# Persian, Urdu, Hindi: autobiography



## Alfaaz

*Background:* Autobiography: a history of a person's life written or told by that person

Guess: خود نوشت (رودادِ / تاریخِ / سوانحِ) (حیات / زندگی) نامہ ؛ سیرت 

*Question:* What words/phrases are or can be used for an autobiography?

Edit: What about a biograhpy?


----------



## searcher123

In modern Persian:

Biography = زندگي‌نامه
Autobiography = زندگي‌نامه‌ي شخصي، زندگي‌نامه‌ي خودنوشت


----------



## UrduMedium

Another Urdu term: Aap Beeti


----------



## marrish

In Urdu it is indeed _aap biitii آپ پیتی. 
_In Hindi, आत्मचरित्र.
Biography (because there is no further context in the OP)-  _siirat nigaarii سیرت نگاری_


----------



## BP.

khud nawisht is another synonym you often read, even though it doesn't convey the entire meaning.


----------



## Faylasoof

To concur with those above, we do indeed use _aap biitii_ آ*پ* بیتی for *auto*biography but for biography we tend to go for سوانح عمری _sawaaniH 3umrii_, while we also have حیات / زندگی نامہ _Hayaat / zindagii naamah_ - and not forgetting  سوانح ِ حیات _sawaaniH-e-Hahaat._ We use this too.

**WHAT THE TASK REQUIRES**
Repeat the forum thread word for word from "In Urdu it is" up to and including "the entire meaning.". The records come from a different source than the forum thread above.

**LISTED ENTRIES**
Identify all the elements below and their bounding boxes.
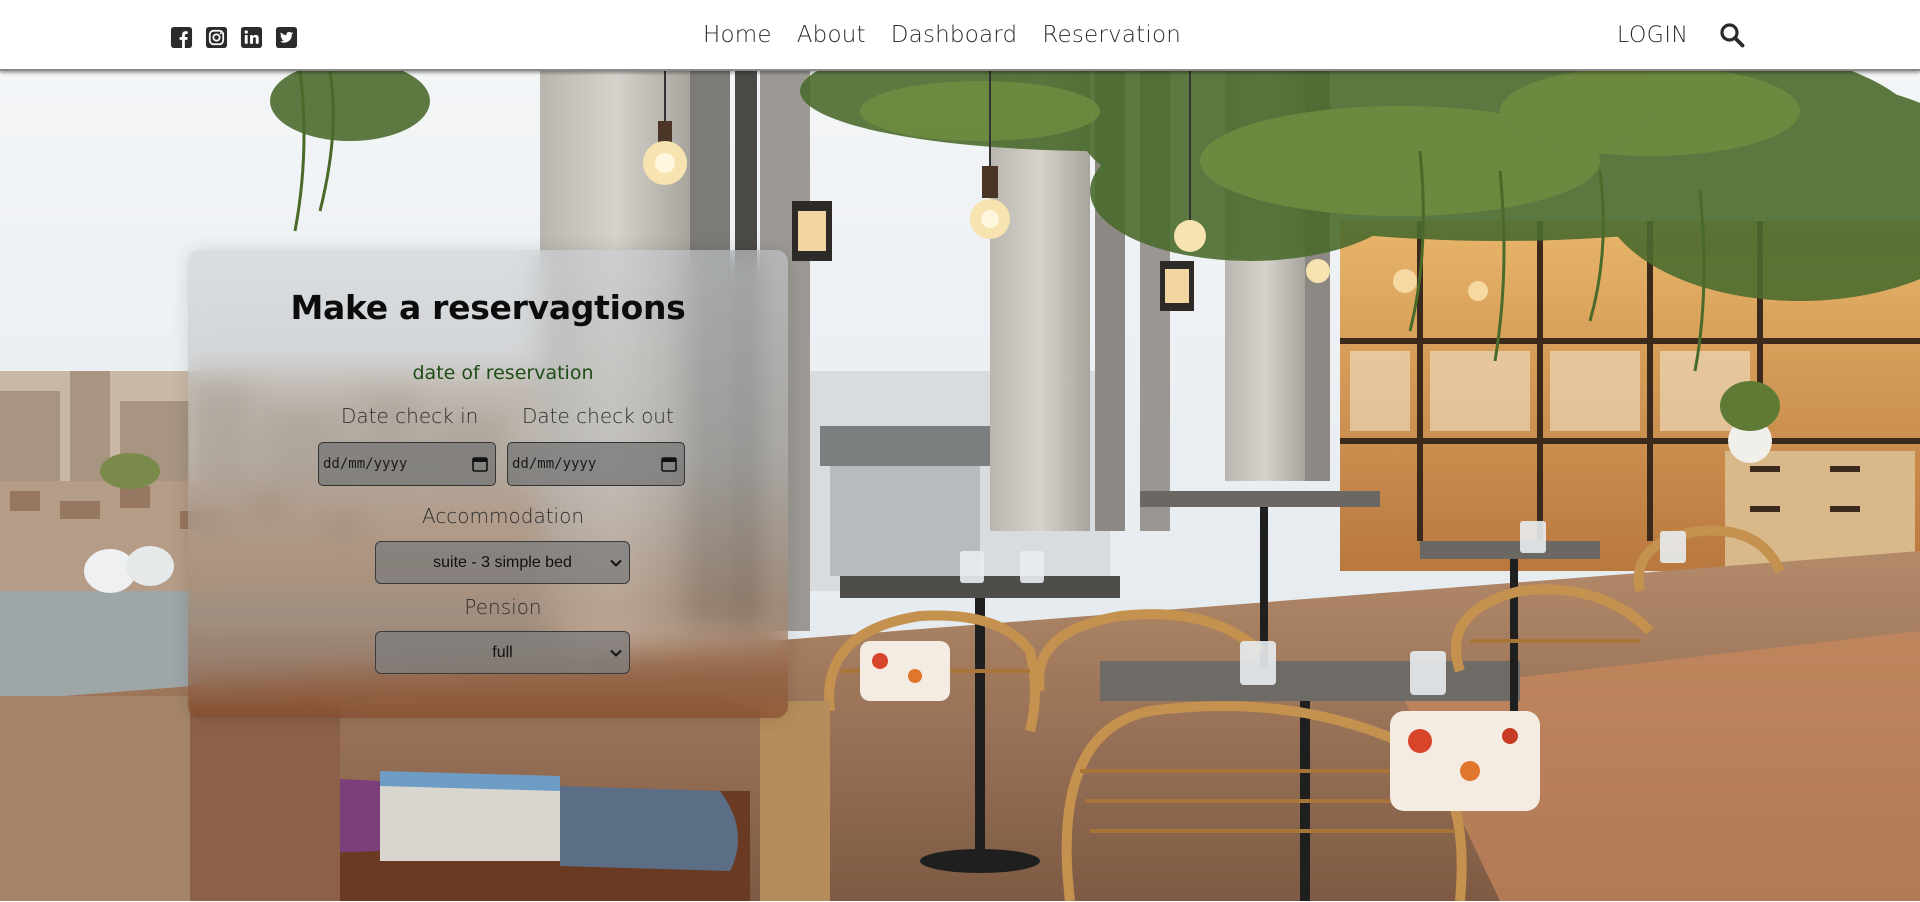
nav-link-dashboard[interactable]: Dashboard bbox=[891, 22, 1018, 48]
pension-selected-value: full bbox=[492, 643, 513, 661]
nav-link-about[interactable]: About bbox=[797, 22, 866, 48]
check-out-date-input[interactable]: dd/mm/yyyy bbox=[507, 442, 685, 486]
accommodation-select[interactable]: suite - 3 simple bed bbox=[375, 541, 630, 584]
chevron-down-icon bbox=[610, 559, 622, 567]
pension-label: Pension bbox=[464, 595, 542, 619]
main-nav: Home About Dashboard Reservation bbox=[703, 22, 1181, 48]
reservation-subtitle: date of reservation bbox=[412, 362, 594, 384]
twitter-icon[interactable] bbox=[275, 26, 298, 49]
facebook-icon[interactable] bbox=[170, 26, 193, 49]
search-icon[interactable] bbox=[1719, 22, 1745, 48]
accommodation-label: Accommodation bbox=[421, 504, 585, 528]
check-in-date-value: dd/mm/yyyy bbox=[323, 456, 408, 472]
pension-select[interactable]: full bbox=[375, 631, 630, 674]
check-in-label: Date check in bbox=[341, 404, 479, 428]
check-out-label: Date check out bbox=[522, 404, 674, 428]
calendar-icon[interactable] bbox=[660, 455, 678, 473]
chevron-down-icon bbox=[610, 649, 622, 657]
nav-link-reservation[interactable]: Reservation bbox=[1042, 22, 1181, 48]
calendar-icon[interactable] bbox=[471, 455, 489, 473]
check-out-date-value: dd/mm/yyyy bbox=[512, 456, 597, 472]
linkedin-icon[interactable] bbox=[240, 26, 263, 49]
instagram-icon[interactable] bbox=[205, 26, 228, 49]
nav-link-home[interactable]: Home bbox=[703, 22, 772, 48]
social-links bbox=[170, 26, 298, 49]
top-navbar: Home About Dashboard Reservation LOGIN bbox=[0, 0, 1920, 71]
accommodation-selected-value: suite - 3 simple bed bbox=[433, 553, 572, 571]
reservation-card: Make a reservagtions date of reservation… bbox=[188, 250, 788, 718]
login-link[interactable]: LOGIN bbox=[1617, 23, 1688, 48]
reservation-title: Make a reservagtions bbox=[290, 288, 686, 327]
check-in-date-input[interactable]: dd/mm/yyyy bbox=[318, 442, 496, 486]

**ANSWER TO THIS TASK**
In Urdu it is indeed _aap biitii آپ پیتی. 
_In Hindi, आत्मचरित्र.
Biography (because there is no further context in the OP)-  _siirat nigaarii سیرت نگاری_


----------



## BP.

khud nawisht is another synonym you often read, even though it doesn't convey the entire meaning.